#!/usr/bin/env python
# coding: utf-8

# <span style="float:right"><i>Peter Norvig<br>5 January 2016<br>revised 18 May 2018</i></span>

# # Four 4s, Five 5s, and Countdown to 2016
# 
# On January 1, 2016 Alex Bellos [posed](http://www.theguardian.com/science/2016/jan/04/can-you-solve-it-complete-the-equation-10-9-8-7-6-5-4-3-2-1-2016) this New Year's puzzle:
# 
# 
# > Fill in the blanks so that this equation makes arithmetical sense:
# >
# > `10 ␣ 9 ␣ 8 ␣ 7 ␣ 6 ␣ 5 ␣ 4 ␣ 3 ␣ 2 ␣ 1 = 2016`
# >
# > You are allowed to use *only* the four basic arithmetical operations: +, -, &times;, ÷. But brackets (parentheses) can be used wherever needed. So, for example, the solution could begin
# >
# > `(10 + 9) * (8` ...  or  `10 + (9 * 8)` ...
# 
# Let's see if we can solve this puzzle, and some of the related ones from Alex's [first](http://www.theguardian.com/science/2016/jan/04/can-you-solve-it-complete-the-equation-10-9-8-7-6-5-4-3-2-1-2016) and [second](http://www.theguardian.com/science/2016/jan/04/did-you-solve-it-complete-the-equation-10-9-8-7-6-5-4-3-2-1-2016) post.  

# # Four Operations, No Brackets
# 
# We'll start with a  simpler version of the puzzle: a countdown with no brackets.   
# 
# There are nine blanks,  each of which can be filled by one of four operators, so there are 9<sup>4</sup> = 262,144 possibilities, few enough that we can enumerate them all, using `itertools.product` to get sequences of operators, and then `str.format` to plug them into blanks, and then `eval` to evaluate the string:

# In[1]:


from itertools import product
from functools import lru_cache # Used later
from collections import Counter, defaultdict # Used later


# In[2]:


ops = next(product(('+', '-', '*', '/'), repeat=9))
ops


# In[3]:


'10{}9{}8{}7{}6{}5{}4{}3{}2{}1'.format(*ops)


# In[4]:


eval(_)


# We need to catch errors such as dividing by zero, so I'll define a wrapper function, `evaluate`, to do that, and I'll define `simple_countdown` to put the pieces together:

# In[5]:


def evaluate(exp):
    "eval(exp), or None if there is an arithmetic error."
    try:
        return eval(exp)
    except ArithmeticError:
        return None

def simple_countdown(target, operators=('+', '-', '*', '/')):
    "All solutions to the countdown puzzle (with no brackets)."
    exps = ('10{}9{}8{}7{}6{}5{}4{}3{}2{}1'.format(*ops)
            for ops in product(operators, repeat=9))
    return [exp for exp in exps if evaluate(exp) == target]


# In[6]:


simple_countdown(2016)


# Too bad; we did all that work and didn't find a solution. What years *can* we find solutions for? I'll modify `simple_countdown` to take a collection of target years rather than a single one, and return a dict of the form `{year: 'expression'}` for each expression that evaluates to one of the target years. I'll also generalize it to allow any format string, not just the countdown string.
-=-=-
Problem details
Rewrite the passage of the countdown puzzle notebook that begins at "return [exp for" and ends after "the countdown string.", replacing every "target years" with "target numbers".

Dataset
-=-=-
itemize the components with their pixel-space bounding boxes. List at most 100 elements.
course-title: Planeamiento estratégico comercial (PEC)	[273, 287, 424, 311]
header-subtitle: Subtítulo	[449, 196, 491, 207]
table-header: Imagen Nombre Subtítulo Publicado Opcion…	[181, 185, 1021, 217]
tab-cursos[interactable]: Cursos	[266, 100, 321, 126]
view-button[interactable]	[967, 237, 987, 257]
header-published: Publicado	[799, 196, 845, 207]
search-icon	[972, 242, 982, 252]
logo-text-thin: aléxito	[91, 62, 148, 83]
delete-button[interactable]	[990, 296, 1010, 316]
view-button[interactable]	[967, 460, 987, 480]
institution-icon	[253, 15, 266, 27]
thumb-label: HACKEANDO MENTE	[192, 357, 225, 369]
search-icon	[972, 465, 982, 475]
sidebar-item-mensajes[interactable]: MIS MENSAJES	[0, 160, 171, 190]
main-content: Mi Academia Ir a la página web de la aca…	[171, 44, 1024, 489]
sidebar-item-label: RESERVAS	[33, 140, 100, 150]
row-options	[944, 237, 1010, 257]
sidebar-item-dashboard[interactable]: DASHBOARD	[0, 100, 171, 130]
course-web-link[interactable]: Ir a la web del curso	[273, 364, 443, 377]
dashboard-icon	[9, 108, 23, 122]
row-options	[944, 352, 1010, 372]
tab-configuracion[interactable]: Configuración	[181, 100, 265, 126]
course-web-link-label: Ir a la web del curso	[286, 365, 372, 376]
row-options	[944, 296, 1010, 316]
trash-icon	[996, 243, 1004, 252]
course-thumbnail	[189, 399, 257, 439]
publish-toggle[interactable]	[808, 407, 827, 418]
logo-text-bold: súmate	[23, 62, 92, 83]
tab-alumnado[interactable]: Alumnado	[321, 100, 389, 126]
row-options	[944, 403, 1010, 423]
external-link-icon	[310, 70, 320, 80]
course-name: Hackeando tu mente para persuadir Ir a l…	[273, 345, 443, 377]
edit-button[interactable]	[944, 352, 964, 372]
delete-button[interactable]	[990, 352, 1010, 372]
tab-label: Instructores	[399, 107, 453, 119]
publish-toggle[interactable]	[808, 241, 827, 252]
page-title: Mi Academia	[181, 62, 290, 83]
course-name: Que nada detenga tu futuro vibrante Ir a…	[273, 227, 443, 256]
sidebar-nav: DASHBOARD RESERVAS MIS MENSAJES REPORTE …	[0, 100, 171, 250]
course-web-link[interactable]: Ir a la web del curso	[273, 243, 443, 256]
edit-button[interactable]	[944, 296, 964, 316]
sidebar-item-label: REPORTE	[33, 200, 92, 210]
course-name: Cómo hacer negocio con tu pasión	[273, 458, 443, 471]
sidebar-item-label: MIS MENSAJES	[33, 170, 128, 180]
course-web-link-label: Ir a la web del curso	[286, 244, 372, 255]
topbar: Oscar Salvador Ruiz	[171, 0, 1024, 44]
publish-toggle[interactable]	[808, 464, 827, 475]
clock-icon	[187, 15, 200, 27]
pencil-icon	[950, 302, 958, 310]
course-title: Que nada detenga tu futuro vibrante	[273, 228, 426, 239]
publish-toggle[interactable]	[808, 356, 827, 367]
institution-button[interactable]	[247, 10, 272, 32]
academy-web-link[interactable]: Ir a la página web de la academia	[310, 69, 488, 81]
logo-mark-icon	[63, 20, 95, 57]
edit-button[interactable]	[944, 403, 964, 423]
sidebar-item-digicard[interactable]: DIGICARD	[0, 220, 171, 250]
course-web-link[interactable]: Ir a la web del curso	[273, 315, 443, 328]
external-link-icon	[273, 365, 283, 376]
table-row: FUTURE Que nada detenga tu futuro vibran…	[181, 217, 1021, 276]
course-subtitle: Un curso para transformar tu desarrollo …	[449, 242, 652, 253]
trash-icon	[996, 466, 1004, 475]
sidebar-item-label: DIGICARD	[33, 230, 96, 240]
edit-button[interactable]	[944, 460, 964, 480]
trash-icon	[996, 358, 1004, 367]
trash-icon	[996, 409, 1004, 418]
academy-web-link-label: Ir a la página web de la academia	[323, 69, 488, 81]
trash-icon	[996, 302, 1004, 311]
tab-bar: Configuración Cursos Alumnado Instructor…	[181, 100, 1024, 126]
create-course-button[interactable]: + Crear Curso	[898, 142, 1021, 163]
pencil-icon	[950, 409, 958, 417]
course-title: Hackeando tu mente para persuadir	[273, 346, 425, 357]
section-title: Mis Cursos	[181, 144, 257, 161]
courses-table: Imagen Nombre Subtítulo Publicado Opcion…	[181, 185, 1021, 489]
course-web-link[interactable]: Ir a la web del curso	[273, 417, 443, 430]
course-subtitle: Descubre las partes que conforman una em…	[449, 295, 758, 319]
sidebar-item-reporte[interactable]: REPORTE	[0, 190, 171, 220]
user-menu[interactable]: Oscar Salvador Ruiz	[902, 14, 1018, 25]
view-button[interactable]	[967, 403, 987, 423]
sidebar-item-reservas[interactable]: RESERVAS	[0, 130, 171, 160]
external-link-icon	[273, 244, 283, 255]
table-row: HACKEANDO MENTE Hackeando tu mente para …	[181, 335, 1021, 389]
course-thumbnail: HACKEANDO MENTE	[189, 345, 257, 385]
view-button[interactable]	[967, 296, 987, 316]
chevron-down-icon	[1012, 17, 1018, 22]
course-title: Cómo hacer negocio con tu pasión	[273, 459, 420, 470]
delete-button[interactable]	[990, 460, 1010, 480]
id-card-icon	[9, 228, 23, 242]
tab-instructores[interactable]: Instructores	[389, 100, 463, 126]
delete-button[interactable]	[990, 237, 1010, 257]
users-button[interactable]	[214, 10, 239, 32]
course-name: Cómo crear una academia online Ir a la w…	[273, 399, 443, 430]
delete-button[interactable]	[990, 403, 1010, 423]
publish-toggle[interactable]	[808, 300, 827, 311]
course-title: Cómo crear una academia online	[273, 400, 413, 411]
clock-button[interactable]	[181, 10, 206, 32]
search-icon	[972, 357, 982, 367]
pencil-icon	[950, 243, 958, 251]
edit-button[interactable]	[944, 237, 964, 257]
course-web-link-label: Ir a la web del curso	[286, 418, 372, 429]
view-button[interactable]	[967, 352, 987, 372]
-=-=-
Result of the task
return [exp for exp in exps if evaluate(exp) == target]


# In[6]:


simple_countdown(2016)


# Too bad; we did all that work and didn't find a solution. What years *can* we find solutions for? I'll modify `simple_countdown` to take a collection of target numbers rather than a single one, and return a dict of the form `{year: 'expression'}` for each expression that evaluates to one of the target numbers. I'll also generalize it to allow any format string, not just the countdown string.